[Dataset rows about figures]
......
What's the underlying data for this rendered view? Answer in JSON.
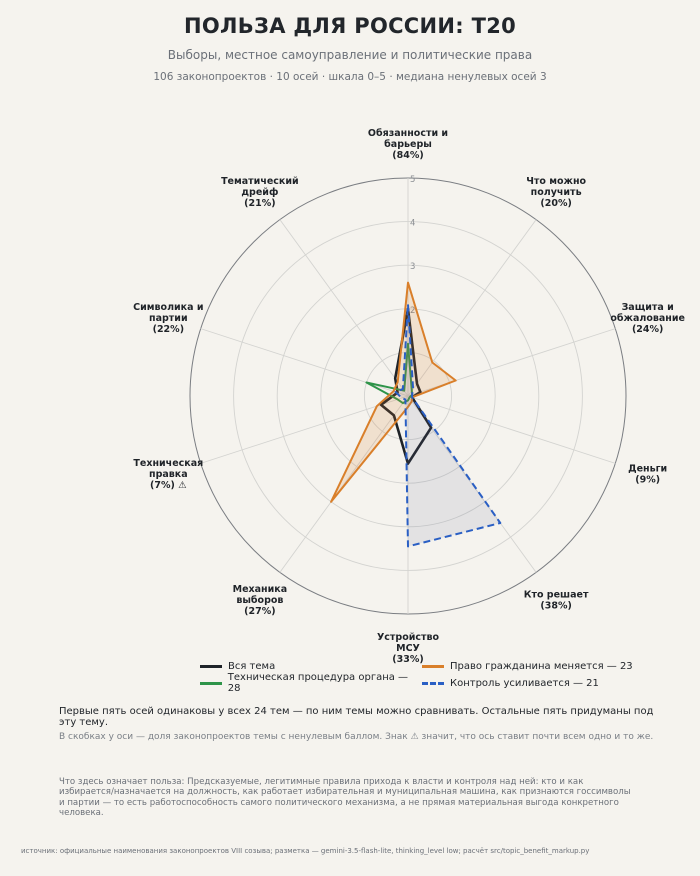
{
  "header": {
    "title": "ПОЛЬЗА ДЛЯ РОССИИ: T20",
    "subtitle": "Выборы, местное самоуправление и политические права",
    "caption": "106 законопроектов · 10 осей · шкала 0–5 · медиана ненулевых осей 3"
  },
  "chart_data": {
    "type": "radar",
    "title": "ПОЛЬЗА ДЛЯ РОССИИ: T20",
    "rmax": 5,
    "radial_ticks": [
      2,
      3,
      4,
      5
    ],
    "grid": true,
    "legend_position": "bottom",
    "axes": [
      {
        "label": "Обязанности и барьеры",
        "share": "(84%)",
        "warn": false
      },
      {
        "label": "Что можно получить",
        "share": "(20%)",
        "warn": false
      },
      {
        "label": "Защита и обжалование",
        "share": "(24%)",
        "warn": false
      },
      {
        "label": "Деньги",
        "share": "(9%)",
        "warn": false
      },
      {
        "label": "Кто решает",
        "share": "(38%)",
        "warn": false
      },
      {
        "label": "Устройство МСУ",
        "share": "(33%)",
        "warn": false
      },
      {
        "label": "Механика выборов",
        "share": "(27%)",
        "warn": false
      },
      {
        "label": "Техническая правка",
        "share": "(7%)",
        "warn": true
      },
      {
        "label": "Символика и партии",
        "share": "(22%)",
        "warn": false
      },
      {
        "label": "Тематический дрейф",
        "share": "(21%)",
        "warn": false
      }
    ],
    "warn_symbol": "⚠",
    "series": [
      {
        "name": "Вся тема",
        "color": "#1f2328",
        "dash": false,
        "width": 2.6,
        "fill": "none",
        "values": [
          2.0,
          0.35,
          0.3,
          0.1,
          0.9,
          1.55,
          0.55,
          0.65,
          0.25,
          0.5
        ]
      },
      {
        "name": "Техническая процедура органа — 28",
        "color": "#2e9449",
        "dash": false,
        "width": 2.0,
        "fill": "none",
        "values": [
          1.2,
          0.15,
          0.1,
          0.05,
          0.05,
          0.1,
          0.2,
          0.25,
          1.0,
          0.15
        ]
      },
      {
        "name": "Право гражданина меняется — 23",
        "color": "#d97f2a",
        "dash": false,
        "width": 2.0,
        "fill": "rgba(217,127,42,0.16)",
        "values": [
          2.6,
          0.95,
          1.15,
          0.1,
          0.15,
          0.25,
          3.0,
          0.75,
          0.35,
          0.4
        ]
      },
      {
        "name": "Контроль усиливается — 21",
        "color": "#2a5fc4",
        "dash": true,
        "width": 2.0,
        "fill": "rgba(100,110,150,0.12)",
        "values": [
          2.1,
          0.2,
          0.1,
          0.1,
          3.6,
          3.45,
          0.1,
          0.15,
          0.3,
          0.2
        ]
      }
    ]
  },
  "legend": [
    {
      "label": "Вся тема",
      "color": "#1f2328",
      "dash": false
    },
    {
      "label": "Право гражданина меняется — 23",
      "color": "#d97f2a",
      "dash": false
    },
    {
      "label": "Техническая процедура органа — 28",
      "color": "#2e9449",
      "dash": false
    },
    {
      "label": "Контроль усиливается — 21",
      "color": "#2a5fc4",
      "dash": true
    }
  ],
  "notes": {
    "note1": "Первые пять осей одинаковы у всех 24 тем — по ним темы можно сравнивать. Остальные пять придуманы под эту тему.",
    "note2": "В скобках у оси — доля законопроектов темы с ненулевым баллом. Знак ⚠ значит, что ось ставит почти всем одно и то же.",
    "definition": "Что здесь означает польза: Предсказуемые, легитимные правила прихода к власти и контроля над ней: кто и как избирается/назначается на должность, как работает избирательная и муниципальная машина, как признаются госсимволы и партии — то есть работоспособность самого политического механизма, а не прямая материальная выгода конкретного человека.",
    "source": "источник: официальные наименования законопроектов VIII созыва; разметка — gemini-3.5-flash-lite, thinking_level low; расчёт src/topic_benefit_markup.py"
  }
}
......
:: What to produce ::
From the listing above, report the number of lines containing the string "Контроль", without any accompanying remarks.

:: Response to this task ::
2